• _Exercise objective_
All lines below must be repeated exactly, with the pictures omitted.
+ + + + + + +
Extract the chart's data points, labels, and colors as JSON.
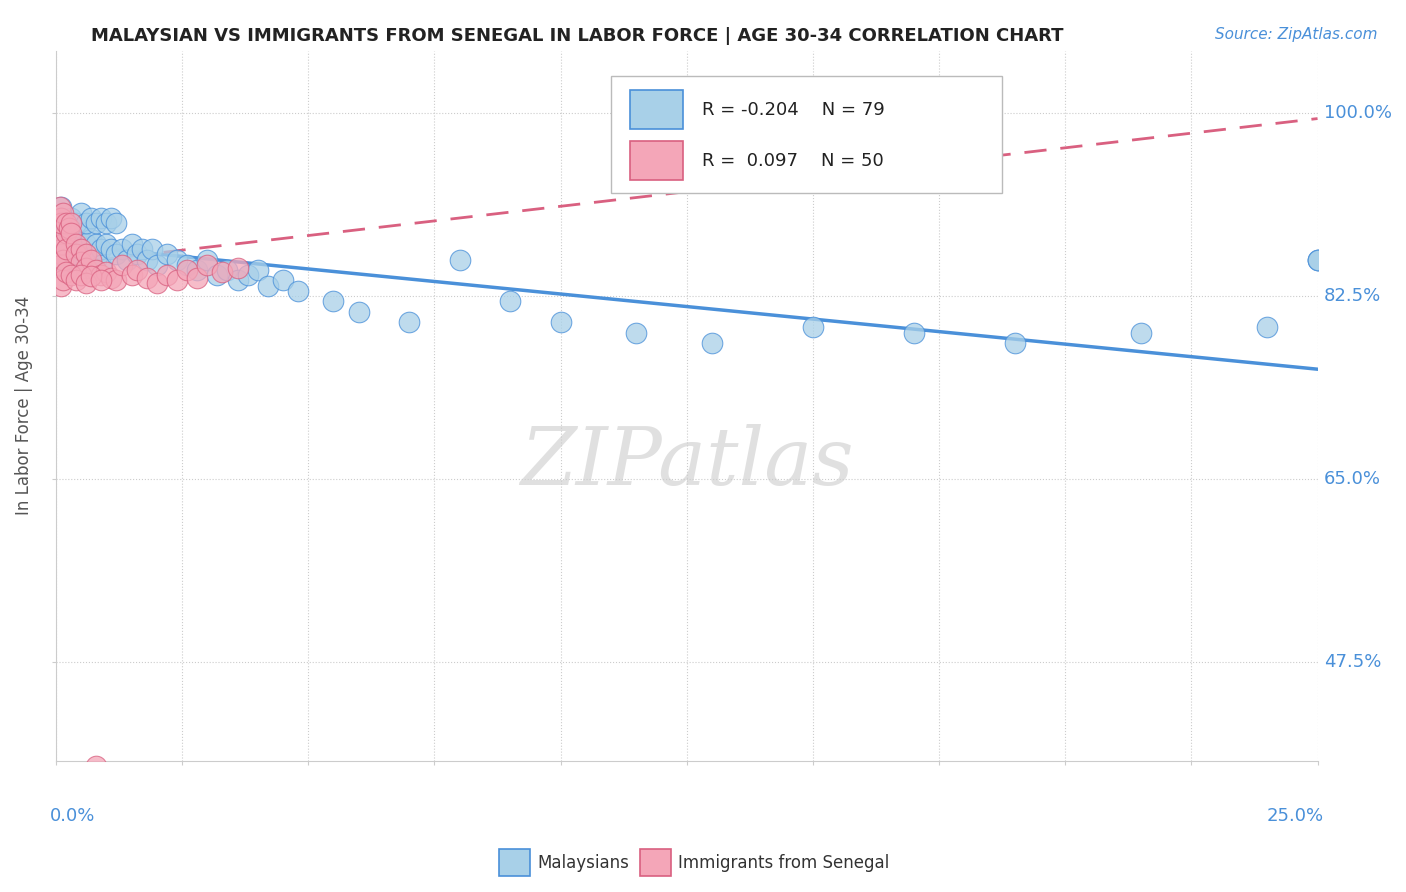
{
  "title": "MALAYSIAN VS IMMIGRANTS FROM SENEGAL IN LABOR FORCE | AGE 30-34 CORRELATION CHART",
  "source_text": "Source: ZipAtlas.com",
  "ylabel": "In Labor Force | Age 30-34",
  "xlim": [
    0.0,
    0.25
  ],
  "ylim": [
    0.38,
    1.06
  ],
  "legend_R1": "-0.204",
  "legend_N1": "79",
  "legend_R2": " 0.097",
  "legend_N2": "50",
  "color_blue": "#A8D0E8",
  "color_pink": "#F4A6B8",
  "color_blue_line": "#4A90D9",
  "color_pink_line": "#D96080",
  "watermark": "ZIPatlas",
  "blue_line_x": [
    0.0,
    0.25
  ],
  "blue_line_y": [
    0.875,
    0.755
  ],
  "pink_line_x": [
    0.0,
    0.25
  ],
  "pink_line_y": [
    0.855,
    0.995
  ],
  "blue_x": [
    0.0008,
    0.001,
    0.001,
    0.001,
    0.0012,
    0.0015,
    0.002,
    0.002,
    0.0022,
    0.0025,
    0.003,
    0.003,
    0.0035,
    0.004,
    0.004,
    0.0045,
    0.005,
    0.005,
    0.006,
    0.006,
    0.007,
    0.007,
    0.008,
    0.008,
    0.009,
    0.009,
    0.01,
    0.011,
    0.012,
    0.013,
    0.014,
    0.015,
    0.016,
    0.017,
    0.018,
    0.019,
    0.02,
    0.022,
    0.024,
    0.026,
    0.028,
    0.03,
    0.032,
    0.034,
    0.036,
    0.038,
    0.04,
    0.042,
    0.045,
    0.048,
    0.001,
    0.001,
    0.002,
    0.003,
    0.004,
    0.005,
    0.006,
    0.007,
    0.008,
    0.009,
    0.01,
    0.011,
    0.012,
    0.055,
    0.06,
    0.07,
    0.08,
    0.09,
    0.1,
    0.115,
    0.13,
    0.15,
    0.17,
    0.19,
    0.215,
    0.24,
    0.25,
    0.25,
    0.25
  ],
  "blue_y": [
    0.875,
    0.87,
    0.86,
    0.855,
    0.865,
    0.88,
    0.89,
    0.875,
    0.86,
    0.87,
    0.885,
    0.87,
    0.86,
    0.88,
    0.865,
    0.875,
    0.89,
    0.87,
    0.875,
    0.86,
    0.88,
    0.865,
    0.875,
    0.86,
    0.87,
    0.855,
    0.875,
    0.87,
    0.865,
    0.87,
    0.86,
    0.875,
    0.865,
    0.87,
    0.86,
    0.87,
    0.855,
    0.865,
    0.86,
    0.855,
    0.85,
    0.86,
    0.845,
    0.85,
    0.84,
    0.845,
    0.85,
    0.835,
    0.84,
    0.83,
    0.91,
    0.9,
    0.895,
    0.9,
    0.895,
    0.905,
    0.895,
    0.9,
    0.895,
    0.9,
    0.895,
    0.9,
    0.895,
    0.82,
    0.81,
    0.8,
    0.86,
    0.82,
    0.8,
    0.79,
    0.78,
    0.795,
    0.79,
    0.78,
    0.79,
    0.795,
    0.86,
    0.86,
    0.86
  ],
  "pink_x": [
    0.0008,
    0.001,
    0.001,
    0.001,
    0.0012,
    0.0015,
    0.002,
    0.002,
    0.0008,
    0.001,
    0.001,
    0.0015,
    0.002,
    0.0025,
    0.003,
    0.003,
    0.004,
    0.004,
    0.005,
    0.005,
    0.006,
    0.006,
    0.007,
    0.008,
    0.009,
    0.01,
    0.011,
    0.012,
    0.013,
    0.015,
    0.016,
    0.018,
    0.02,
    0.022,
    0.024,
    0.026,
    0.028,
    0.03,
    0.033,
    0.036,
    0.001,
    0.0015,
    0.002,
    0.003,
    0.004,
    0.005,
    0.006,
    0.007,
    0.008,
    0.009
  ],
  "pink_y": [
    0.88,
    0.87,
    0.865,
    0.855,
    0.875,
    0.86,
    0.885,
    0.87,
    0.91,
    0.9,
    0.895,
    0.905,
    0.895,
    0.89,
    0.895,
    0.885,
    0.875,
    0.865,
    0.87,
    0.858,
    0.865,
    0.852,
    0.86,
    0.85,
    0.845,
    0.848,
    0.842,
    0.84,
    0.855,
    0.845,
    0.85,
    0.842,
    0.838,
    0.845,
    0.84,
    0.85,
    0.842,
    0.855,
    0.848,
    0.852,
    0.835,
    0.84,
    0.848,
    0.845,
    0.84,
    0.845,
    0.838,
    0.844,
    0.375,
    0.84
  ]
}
+ + + + + + +
• _Exercise solution_
Extract the chart's data points, labels, and colors as JSON.
{
  "title": "MALAYSIAN VS IMMIGRANTS FROM SENEGAL IN LABOR FORCE | AGE 30-34 CORRELATION CHART",
  "source_text": "Source: ZipAtlas.com",
  "ylabel": "In Labor Force | Age 30-34",
  "xlim": [
    0.0,
    0.25
  ],
  "ylim": [
    0.38,
    1.06
  ],
  "legend_R1": "-0.204",
  "legend_N1": "79",
  "legend_R2": " 0.097",
  "legend_N2": "50",
  "color_blue": "#A8D0E8",
  "color_pink": "#F4A6B8",
  "color_blue_line": "#4A90D9",
  "color_pink_line": "#D96080",
  "watermark": "ZIPatlas",
  "blue_line_x": [
    0.0,
    0.25
  ],
  "blue_line_y": [
    0.875,
    0.755
  ],
  "pink_line_x": [
    0.0,
    0.25
  ],
  "pink_line_y": [
    0.855,
    0.995
  ],
  "blue_x": [
    0.0008,
    0.001,
    0.001,
    0.001,
    0.0012,
    0.0015,
    0.002,
    0.002,
    0.0022,
    0.0025,
    0.003,
    0.003,
    0.0035,
    0.004,
    0.004,
    0.0045,
    0.005,
    0.005,
    0.006,
    0.006,
    0.007,
    0.007,
    0.008,
    0.008,
    0.009,
    0.009,
    0.01,
    0.011,
    0.012,
    0.013,
    0.014,
    0.015,
    0.016,
    0.017,
    0.018,
    0.019,
    0.02,
    0.022,
    0.024,
    0.026,
    0.028,
    0.03,
    0.032,
    0.034,
    0.036,
    0.038,
    0.04,
    0.042,
    0.045,
    0.048,
    0.001,
    0.001,
    0.002,
    0.003,
    0.004,
    0.005,
    0.006,
    0.007,
    0.008,
    0.009,
    0.01,
    0.011,
    0.012,
    0.055,
    0.06,
    0.07,
    0.08,
    0.09,
    0.1,
    0.115,
    0.13,
    0.15,
    0.17,
    0.19,
    0.215,
    0.24,
    0.25,
    0.25,
    0.25
  ],
  "blue_y": [
    0.875,
    0.87,
    0.86,
    0.855,
    0.865,
    0.88,
    0.89,
    0.875,
    0.86,
    0.87,
    0.885,
    0.87,
    0.86,
    0.88,
    0.865,
    0.875,
    0.89,
    0.87,
    0.875,
    0.86,
    0.88,
    0.865,
    0.875,
    0.86,
    0.87,
    0.855,
    0.875,
    0.87,
    0.865,
    0.87,
    0.86,
    0.875,
    0.865,
    0.87,
    0.86,
    0.87,
    0.855,
    0.865,
    0.86,
    0.855,
    0.85,
    0.86,
    0.845,
    0.85,
    0.84,
    0.845,
    0.85,
    0.835,
    0.84,
    0.83,
    0.91,
    0.9,
    0.895,
    0.9,
    0.895,
    0.905,
    0.895,
    0.9,
    0.895,
    0.9,
    0.895,
    0.9,
    0.895,
    0.82,
    0.81,
    0.8,
    0.86,
    0.82,
    0.8,
    0.79,
    0.78,
    0.795,
    0.79,
    0.78,
    0.79,
    0.795,
    0.86,
    0.86,
    0.86
  ],
  "pink_x": [
    0.0008,
    0.001,
    0.001,
    0.001,
    0.0012,
    0.0015,
    0.002,
    0.002,
    0.0008,
    0.001,
    0.001,
    0.0015,
    0.002,
    0.0025,
    0.003,
    0.003,
    0.004,
    0.004,
    0.005,
    0.005,
    0.006,
    0.006,
    0.007,
    0.008,
    0.009,
    0.01,
    0.011,
    0.012,
    0.013,
    0.015,
    0.016,
    0.018,
    0.02,
    0.022,
    0.024,
    0.026,
    0.028,
    0.03,
    0.033,
    0.036,
    0.001,
    0.0015,
    0.002,
    0.003,
    0.004,
    0.005,
    0.006,
    0.007,
    0.008,
    0.009
  ],
  "pink_y": [
    0.88,
    0.87,
    0.865,
    0.855,
    0.875,
    0.86,
    0.885,
    0.87,
    0.91,
    0.9,
    0.895,
    0.905,
    0.895,
    0.89,
    0.895,
    0.885,
    0.875,
    0.865,
    0.87,
    0.858,
    0.865,
    0.852,
    0.86,
    0.85,
    0.845,
    0.848,
    0.842,
    0.84,
    0.855,
    0.845,
    0.85,
    0.842,
    0.838,
    0.845,
    0.84,
    0.85,
    0.842,
    0.855,
    0.848,
    0.852,
    0.835,
    0.84,
    0.848,
    0.845,
    0.84,
    0.845,
    0.838,
    0.844,
    0.375,
    0.84
  ]
}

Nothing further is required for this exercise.